The exercise —
Restate the complete material exactly.

Supplied entries —
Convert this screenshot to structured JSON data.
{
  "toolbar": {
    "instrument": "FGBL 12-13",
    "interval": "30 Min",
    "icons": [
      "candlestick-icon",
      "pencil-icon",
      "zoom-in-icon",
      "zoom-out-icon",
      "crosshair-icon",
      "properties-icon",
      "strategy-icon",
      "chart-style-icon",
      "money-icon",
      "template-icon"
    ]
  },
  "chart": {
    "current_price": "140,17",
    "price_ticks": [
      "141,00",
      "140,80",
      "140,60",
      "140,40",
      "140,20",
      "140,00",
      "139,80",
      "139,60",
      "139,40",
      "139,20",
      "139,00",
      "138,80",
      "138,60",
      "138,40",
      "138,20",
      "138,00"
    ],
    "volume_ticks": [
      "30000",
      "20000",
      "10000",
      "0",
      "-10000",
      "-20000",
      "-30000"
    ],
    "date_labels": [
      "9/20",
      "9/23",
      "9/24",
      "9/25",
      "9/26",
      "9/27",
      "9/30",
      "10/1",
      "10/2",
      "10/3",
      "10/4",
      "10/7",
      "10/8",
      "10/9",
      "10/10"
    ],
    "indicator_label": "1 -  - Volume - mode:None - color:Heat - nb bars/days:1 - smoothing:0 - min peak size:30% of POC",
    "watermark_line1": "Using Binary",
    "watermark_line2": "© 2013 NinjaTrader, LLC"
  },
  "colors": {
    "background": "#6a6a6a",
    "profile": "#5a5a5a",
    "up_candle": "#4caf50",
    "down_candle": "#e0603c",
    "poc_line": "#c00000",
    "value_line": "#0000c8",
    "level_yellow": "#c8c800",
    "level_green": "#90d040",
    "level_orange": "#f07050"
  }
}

Solution for this problem —
Convert this screenshot to structured JSON data.
{
  "toolbar": {
    "instrument": "FGBL 12-13",
    "interval": "30 Min",
    "icons": [
      "candlestick-icon",
      "pencil-icon",
      "zoom-in-icon",
      "zoom-out-icon",
      "crosshair-icon",
      "properties-icon",
      "strategy-icon",
      "chart-style-icon",
      "money-icon",
      "template-icon"
    ]
  },
  "chart": {
    "current_price": "140,17",
    "price_ticks": [
      "141,00",
      "140,80",
      "140,60",
      "140,40",
      "140,20",
      "140,00",
      "139,80",
      "139,60",
      "139,40",
      "139,20",
      "139,00",
      "138,80",
      "138,60",
      "138,40",
      "138,20",
      "138,00"
    ],
    "volume_ticks": [
      "30000",
      "20000",
      "10000",
      "0",
      "-10000",
      "-20000",
      "-30000"
    ],
    "date_labels": [
      "9/20",
      "9/23",
      "9/24",
      "9/25",
      "9/26",
      "9/27",
      "9/30",
      "10/1",
      "10/2",
      "10/3",
      "10/4",
      "10/7",
      "10/8",
      "10/9",
      "10/10"
    ],
    "indicator_label": "1 -  - Volume - mode:None - color:Heat - nb bars/days:1 - smoothing:0 - min peak size:30% of POC",
    "watermark_line1": "Using Binary",
    "watermark_line2": "© 2013 NinjaTrader, LLC"
  },
  "colors": {
    "background": "#6a6a6a",
    "profile": "#5a5a5a",
    "up_candle": "#4caf50",
    "down_candle": "#e0603c",
    "poc_line": "#c00000",
    "value_line": "#0000c8",
    "level_yellow": "#c8c800",
    "level_green": "#90d040",
    "level_orange": "#f07050"
  }
}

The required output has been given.